TASK TO COMPLETE: Return the records word for word. Any pictures in them are not part of the copy.

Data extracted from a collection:
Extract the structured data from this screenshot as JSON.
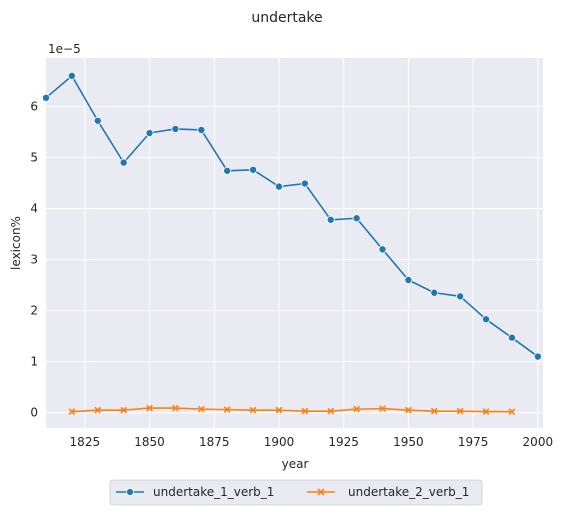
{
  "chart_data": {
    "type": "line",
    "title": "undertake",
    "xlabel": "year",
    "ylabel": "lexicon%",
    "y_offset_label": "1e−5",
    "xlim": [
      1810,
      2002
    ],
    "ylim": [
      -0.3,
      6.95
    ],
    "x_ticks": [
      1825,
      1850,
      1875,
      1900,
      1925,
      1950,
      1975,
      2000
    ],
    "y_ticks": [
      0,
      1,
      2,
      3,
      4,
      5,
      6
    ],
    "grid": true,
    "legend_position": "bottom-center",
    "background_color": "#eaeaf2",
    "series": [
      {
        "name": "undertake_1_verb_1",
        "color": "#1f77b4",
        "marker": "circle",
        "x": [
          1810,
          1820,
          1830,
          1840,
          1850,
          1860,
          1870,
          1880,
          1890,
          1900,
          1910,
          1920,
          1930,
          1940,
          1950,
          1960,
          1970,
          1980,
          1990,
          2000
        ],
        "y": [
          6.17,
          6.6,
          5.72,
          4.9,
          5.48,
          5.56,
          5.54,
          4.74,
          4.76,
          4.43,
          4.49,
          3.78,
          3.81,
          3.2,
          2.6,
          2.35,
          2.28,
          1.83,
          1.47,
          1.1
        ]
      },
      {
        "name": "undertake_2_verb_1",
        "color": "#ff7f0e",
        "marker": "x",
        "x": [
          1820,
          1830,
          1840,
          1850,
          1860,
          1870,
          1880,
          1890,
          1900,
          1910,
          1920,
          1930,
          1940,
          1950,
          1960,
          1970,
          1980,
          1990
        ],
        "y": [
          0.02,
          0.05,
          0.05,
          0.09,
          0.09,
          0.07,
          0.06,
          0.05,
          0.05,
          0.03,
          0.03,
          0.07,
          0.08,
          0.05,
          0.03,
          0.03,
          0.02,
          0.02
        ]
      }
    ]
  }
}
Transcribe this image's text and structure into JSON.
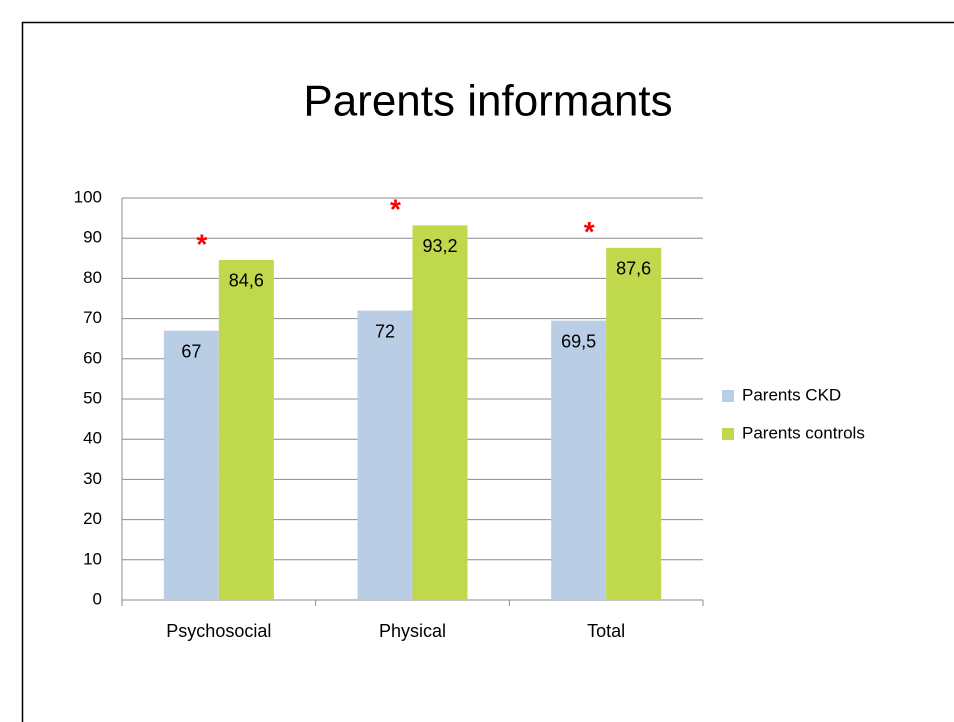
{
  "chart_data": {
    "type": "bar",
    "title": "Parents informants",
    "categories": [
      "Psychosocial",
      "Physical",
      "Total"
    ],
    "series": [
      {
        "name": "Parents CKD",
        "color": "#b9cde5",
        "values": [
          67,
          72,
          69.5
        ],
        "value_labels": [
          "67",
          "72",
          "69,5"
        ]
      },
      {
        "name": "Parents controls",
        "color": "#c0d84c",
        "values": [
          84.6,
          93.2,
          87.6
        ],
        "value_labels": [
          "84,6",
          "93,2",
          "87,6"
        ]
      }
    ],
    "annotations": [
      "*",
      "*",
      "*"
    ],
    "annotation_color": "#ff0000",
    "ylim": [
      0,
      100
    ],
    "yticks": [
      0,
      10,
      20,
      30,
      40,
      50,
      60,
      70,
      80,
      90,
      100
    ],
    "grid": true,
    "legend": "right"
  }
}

TASK OUTPUT:
Extract the structured data from this screenshot as JSON.
{
  "chart_data": {
    "type": "line",
    "title": "undertake",
    "xlabel": "year",
    "ylabel": "lexicon%",
    "y_offset_label": "1e−5",
    "xlim": [
      1810,
      2002
    ],
    "ylim": [
      -0.3,
      6.95
    ],
    "x_ticks": [
      1825,
      1850,
      1875,
      1900,
      1925,
      1950,
      1975,
      2000
    ],
    "y_ticks": [
      0,
      1,
      2,
      3,
      4,
      5,
      6
    ],
    "grid": true,
    "legend_position": "bottom-center",
    "background_color": "#eaeaf2",
    "series": [
      {
        "name": "undertake_1_verb_1",
        "color": "#1f77b4",
        "marker": "circle",
        "x": [
          1810,
          1820,
          1830,
          1840,
          1850,
          1860,
          1870,
          1880,
          1890,
          1900,
          1910,
          1920,
          1930,
          1940,
          1950,
          1960,
          1970,
          1980,
          1990,
          2000
        ],
        "y": [
          6.17,
          6.6,
          5.72,
          4.9,
          5.48,
          5.56,
          5.54,
          4.74,
          4.76,
          4.43,
          4.49,
          3.78,
          3.81,
          3.2,
          2.6,
          2.35,
          2.28,
          1.83,
          1.47,
          1.1
        ]
      },
      {
        "name": "undertake_2_verb_1",
        "color": "#ff7f0e",
        "marker": "x",
        "x": [
          1820,
          1830,
          1840,
          1850,
          1860,
          1870,
          1880,
          1890,
          1900,
          1910,
          1920,
          1930,
          1940,
          1950,
          1960,
          1970,
          1980,
          1990
        ],
        "y": [
          0.02,
          0.05,
          0.05,
          0.09,
          0.09,
          0.07,
          0.06,
          0.05,
          0.05,
          0.03,
          0.03,
          0.07,
          0.08,
          0.05,
          0.03,
          0.03,
          0.02,
          0.02
        ]
      }
    ]
  }
}
Transcribe this image's text and structure into JSON.
{
  "chart_data": {
    "type": "bar",
    "title": "Parents informants",
    "categories": [
      "Psychosocial",
      "Physical",
      "Total"
    ],
    "series": [
      {
        "name": "Parents CKD",
        "color": "#b9cde5",
        "values": [
          67,
          72,
          69.5
        ],
        "value_labels": [
          "67",
          "72",
          "69,5"
        ]
      },
      {
        "name": "Parents controls",
        "color": "#c0d84c",
        "values": [
          84.6,
          93.2,
          87.6
        ],
        "value_labels": [
          "84,6",
          "93,2",
          "87,6"
        ]
      }
    ],
    "annotations": [
      "*",
      "*",
      "*"
    ],
    "annotation_color": "#ff0000",
    "ylim": [
      0,
      100
    ],
    "yticks": [
      0,
      10,
      20,
      30,
      40,
      50,
      60,
      70,
      80,
      90,
      100
    ],
    "grid": true,
    "legend": "right"
  }
}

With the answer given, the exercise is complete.